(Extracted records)
***

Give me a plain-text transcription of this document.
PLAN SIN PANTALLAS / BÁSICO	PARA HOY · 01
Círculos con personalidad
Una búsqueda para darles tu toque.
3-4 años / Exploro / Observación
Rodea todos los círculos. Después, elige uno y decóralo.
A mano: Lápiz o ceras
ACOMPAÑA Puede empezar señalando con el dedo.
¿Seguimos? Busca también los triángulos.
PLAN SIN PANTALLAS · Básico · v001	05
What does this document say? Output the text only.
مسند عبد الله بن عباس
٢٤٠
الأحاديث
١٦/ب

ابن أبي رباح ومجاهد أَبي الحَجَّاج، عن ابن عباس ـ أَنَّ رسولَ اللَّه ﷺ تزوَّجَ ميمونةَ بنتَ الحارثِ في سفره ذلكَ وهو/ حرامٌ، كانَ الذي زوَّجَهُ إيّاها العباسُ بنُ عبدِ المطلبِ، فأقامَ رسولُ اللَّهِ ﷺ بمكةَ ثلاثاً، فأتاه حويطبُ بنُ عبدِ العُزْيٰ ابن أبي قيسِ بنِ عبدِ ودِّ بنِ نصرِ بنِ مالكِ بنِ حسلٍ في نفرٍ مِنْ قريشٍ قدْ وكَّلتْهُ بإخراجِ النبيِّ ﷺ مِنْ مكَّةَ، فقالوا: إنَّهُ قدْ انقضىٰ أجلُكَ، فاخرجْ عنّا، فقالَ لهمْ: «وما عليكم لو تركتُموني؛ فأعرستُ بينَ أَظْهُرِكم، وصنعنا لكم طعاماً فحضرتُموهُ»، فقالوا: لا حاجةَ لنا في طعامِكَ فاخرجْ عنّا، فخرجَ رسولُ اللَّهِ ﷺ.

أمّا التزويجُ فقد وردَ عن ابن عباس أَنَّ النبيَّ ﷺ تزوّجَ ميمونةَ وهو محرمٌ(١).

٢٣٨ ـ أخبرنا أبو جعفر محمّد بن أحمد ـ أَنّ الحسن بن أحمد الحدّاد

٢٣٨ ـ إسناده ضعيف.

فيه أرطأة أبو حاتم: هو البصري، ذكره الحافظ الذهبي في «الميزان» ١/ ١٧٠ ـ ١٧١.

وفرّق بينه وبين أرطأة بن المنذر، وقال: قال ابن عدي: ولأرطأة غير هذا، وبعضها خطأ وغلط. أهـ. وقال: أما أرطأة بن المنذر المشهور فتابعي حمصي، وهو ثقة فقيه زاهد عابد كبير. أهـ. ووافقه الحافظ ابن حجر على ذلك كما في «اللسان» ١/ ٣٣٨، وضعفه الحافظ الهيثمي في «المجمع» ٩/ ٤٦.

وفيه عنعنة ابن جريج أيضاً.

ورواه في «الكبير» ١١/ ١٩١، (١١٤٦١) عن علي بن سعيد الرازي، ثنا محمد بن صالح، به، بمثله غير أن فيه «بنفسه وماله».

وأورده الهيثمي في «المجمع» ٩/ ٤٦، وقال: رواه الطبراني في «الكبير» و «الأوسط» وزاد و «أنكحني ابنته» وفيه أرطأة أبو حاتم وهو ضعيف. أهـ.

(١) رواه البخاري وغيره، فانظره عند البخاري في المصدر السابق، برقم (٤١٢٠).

***

:: TASK DIRECTIONS ::
Exactly reproduce all of the entries.

:: EXPECTED OUTPUT ::
Give me a plain-text transcription of this document.
PLAN SIN PANTALLAS / BÁSICO	PARA HOY · 01
Círculos con personalidad
Una búsqueda para darles tu toque.
3-4 años / Exploro / Observación
Rodea todos los círculos. Después, elige uno y decóralo.
A mano: Lápiz o ceras
ACOMPAÑA Puede empezar señalando con el dedo.
¿Seguimos? Busca también los triángulos.
PLAN SIN PANTALLAS · Básico · v001	05
What does this document say? Output the text only.
مسند عبد الله بن عباس
٢٤٠
الأحاديث
١٦/ب

ابن أبي رباح ومجاهد أَبي الحَجَّاج، عن ابن عباس ـ أَنَّ رسولَ اللَّه ﷺ تزوَّجَ ميمونةَ بنتَ الحارثِ في سفره ذلكَ وهو/ حرامٌ، كانَ الذي زوَّجَهُ إيّاها العباسُ بنُ عبدِ المطلبِ، فأقامَ رسولُ اللَّهِ ﷺ بمكةَ ثلاثاً، فأتاه حويطبُ بنُ عبدِ العُزْيٰ ابن أبي قيسِ بنِ عبدِ ودِّ بنِ نصرِ بنِ مالكِ بنِ حسلٍ في نفرٍ مِنْ قريشٍ قدْ وكَّلتْهُ بإخراجِ النبيِّ ﷺ مِنْ مكَّةَ، فقالوا: إنَّهُ قدْ انقضىٰ أجلُكَ، فاخرجْ عنّا، فقالَ لهمْ: «وما عليكم لو تركتُموني؛ فأعرستُ بينَ أَظْهُرِكم، وصنعنا لكم طعاماً فحضرتُموهُ»، فقالوا: لا حاجةَ لنا في طعامِكَ فاخرجْ عنّا، فخرجَ رسولُ اللَّهِ ﷺ.

أمّا التزويجُ فقد وردَ عن ابن عباس أَنَّ النبيَّ ﷺ تزوّجَ ميمونةَ وهو محرمٌ(١).

٢٣٨ ـ أخبرنا أبو جعفر محمّد بن أحمد ـ أَنّ الحسن بن أحمد الحدّاد

٢٣٨ ـ إسناده ضعيف.

فيه أرطأة أبو حاتم: هو البصري، ذكره الحافظ الذهبي في «الميزان» ١/ ١٧٠ ـ ١٧١.

وفرّق بينه وبين أرطأة بن المنذر، وقال: قال ابن عدي: ولأرطأة غير هذا، وبعضها خطأ وغلط. أهـ. وقال: أما أرطأة بن المنذر المشهور فتابعي حمصي، وهو ثقة فقيه زاهد عابد كبير. أهـ. ووافقه الحافظ ابن حجر على ذلك كما في «اللسان» ١/ ٣٣٨، وضعفه الحافظ الهيثمي في «المجمع» ٩/ ٤٦.

وفيه عنعنة ابن جريج أيضاً.

ورواه في «الكبير» ١١/ ١٩١، (١١٤٦١) عن علي بن سعيد الرازي، ثنا محمد بن صالح، به، بمثله غير أن فيه «بنفسه وماله».

وأورده الهيثمي في «المجمع» ٩/ ٤٦، وقال: رواه الطبراني في «الكبير» و «الأوسط» وزاد و «أنكحني ابنته» وفيه أرطأة أبو حاتم وهو ضعيف. أهـ.

(١) رواه البخاري وغيره، فانظره عند البخاري في المصدر السابق، برقم (٤١٢٠).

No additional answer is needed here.